(Task description) Every entry has to be restated word for word.
%%
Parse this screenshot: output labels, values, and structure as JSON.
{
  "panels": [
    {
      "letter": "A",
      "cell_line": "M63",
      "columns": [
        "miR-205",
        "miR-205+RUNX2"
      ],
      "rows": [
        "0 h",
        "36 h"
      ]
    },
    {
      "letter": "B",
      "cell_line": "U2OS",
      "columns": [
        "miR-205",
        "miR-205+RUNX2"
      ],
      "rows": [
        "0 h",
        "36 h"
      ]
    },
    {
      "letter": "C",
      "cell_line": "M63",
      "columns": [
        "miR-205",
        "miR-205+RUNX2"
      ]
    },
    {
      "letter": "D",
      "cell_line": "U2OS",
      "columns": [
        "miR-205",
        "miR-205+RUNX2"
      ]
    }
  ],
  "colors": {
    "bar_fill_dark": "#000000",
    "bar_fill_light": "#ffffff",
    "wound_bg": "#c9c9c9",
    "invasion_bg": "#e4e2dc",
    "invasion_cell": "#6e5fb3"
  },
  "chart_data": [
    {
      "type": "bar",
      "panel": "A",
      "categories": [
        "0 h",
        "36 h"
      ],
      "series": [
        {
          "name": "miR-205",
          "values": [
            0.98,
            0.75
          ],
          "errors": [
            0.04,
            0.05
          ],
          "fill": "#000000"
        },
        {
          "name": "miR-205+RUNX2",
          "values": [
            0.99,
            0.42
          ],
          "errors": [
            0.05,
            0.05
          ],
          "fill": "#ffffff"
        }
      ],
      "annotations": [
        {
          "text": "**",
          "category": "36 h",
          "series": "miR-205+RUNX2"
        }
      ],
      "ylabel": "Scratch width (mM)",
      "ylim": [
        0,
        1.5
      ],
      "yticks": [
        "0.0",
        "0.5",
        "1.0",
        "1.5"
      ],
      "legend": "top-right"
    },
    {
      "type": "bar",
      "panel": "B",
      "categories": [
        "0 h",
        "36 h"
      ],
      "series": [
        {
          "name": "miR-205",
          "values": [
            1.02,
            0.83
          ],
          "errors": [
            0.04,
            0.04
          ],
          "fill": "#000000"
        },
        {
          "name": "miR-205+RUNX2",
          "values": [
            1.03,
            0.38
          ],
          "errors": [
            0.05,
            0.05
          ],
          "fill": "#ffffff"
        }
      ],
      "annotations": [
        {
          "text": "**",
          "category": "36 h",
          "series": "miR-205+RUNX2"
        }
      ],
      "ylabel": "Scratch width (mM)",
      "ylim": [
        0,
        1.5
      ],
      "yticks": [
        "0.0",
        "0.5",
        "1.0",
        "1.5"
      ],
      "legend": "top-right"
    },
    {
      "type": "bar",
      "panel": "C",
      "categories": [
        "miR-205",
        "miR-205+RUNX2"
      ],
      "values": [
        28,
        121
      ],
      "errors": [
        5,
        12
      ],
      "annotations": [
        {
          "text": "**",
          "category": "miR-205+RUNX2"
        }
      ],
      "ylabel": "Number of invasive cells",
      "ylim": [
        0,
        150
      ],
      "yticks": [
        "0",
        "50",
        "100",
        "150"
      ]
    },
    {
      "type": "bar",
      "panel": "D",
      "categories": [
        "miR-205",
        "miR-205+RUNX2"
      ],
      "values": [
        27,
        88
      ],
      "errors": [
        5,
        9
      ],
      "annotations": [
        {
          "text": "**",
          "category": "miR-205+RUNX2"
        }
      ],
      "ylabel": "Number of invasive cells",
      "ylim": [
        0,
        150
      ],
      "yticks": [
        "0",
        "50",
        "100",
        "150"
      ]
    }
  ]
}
%%
(Solved problem)
Parse this screenshot: output labels, values, and structure as JSON.
{
  "panels": [
    {
      "letter": "A",
      "cell_line": "M63",
      "columns": [
        "miR-205",
        "miR-205+RUNX2"
      ],
      "rows": [
        "0 h",
        "36 h"
      ]
    },
    {
      "letter": "B",
      "cell_line": "U2OS",
      "columns": [
        "miR-205",
        "miR-205+RUNX2"
      ],
      "rows": [
        "0 h",
        "36 h"
      ]
    },
    {
      "letter": "C",
      "cell_line": "M63",
      "columns": [
        "miR-205",
        "miR-205+RUNX2"
      ]
    },
    {
      "letter": "D",
      "cell_line": "U2OS",
      "columns": [
        "miR-205",
        "miR-205+RUNX2"
      ]
    }
  ],
  "colors": {
    "bar_fill_dark": "#000000",
    "bar_fill_light": "#ffffff",
    "wound_bg": "#c9c9c9",
    "invasion_bg": "#e4e2dc",
    "invasion_cell": "#6e5fb3"
  },
  "chart_data": [
    {
      "type": "bar",
      "panel": "A",
      "categories": [
        "0 h",
        "36 h"
      ],
      "series": [
        {
          "name": "miR-205",
          "values": [
            0.98,
            0.75
          ],
          "errors": [
            0.04,
            0.05
          ],
          "fill": "#000000"
        },
        {
          "name": "miR-205+RUNX2",
          "values": [
            0.99,
            0.42
          ],
          "errors": [
            0.05,
            0.05
          ],
          "fill": "#ffffff"
        }
      ],
      "annotations": [
        {
          "text": "**",
          "category": "36 h",
          "series": "miR-205+RUNX2"
        }
      ],
      "ylabel": "Scratch width (mM)",
      "ylim": [
        0,
        1.5
      ],
      "yticks": [
        "0.0",
        "0.5",
        "1.0",
        "1.5"
      ],
      "legend": "top-right"
    },
    {
      "type": "bar",
      "panel": "B",
      "categories": [
        "0 h",
        "36 h"
      ],
      "series": [
        {
          "name": "miR-205",
          "values": [
            1.02,
            0.83
          ],
          "errors": [
            0.04,
            0.04
          ],
          "fill": "#000000"
        },
        {
          "name": "miR-205+RUNX2",
          "values": [
            1.03,
            0.38
          ],
          "errors": [
            0.05,
            0.05
          ],
          "fill": "#ffffff"
        }
      ],
      "annotations": [
        {
          "text": "**",
          "category": "36 h",
          "series": "miR-205+RUNX2"
        }
      ],
      "ylabel": "Scratch width (mM)",
      "ylim": [
        0,
        1.5
      ],
      "yticks": [
        "0.0",
        "0.5",
        "1.0",
        "1.5"
      ],
      "legend": "top-right"
    },
    {
      "type": "bar",
      "panel": "C",
      "categories": [
        "miR-205",
        "miR-205+RUNX2"
      ],
      "values": [
        28,
        121
      ],
      "errors": [
        5,
        12
      ],
      "annotations": [
        {
          "text": "**",
          "category": "miR-205+RUNX2"
        }
      ],
      "ylabel": "Number of invasive cells",
      "ylim": [
        0,
        150
      ],
      "yticks": [
        "0",
        "50",
        "100",
        "150"
      ]
    },
    {
      "type": "bar",
      "panel": "D",
      "categories": [
        "miR-205",
        "miR-205+RUNX2"
      ],
      "values": [
        27,
        88
      ],
      "errors": [
        5,
        9
      ],
      "annotations": [
        {
          "text": "**",
          "category": "miR-205+RUNX2"
        }
      ],
      "ylabel": "Number of invasive cells",
      "ylim": [
        0,
        150
      ],
      "yticks": [
        "0",
        "50",
        "100",
        "150"
      ]
    }
  ]
}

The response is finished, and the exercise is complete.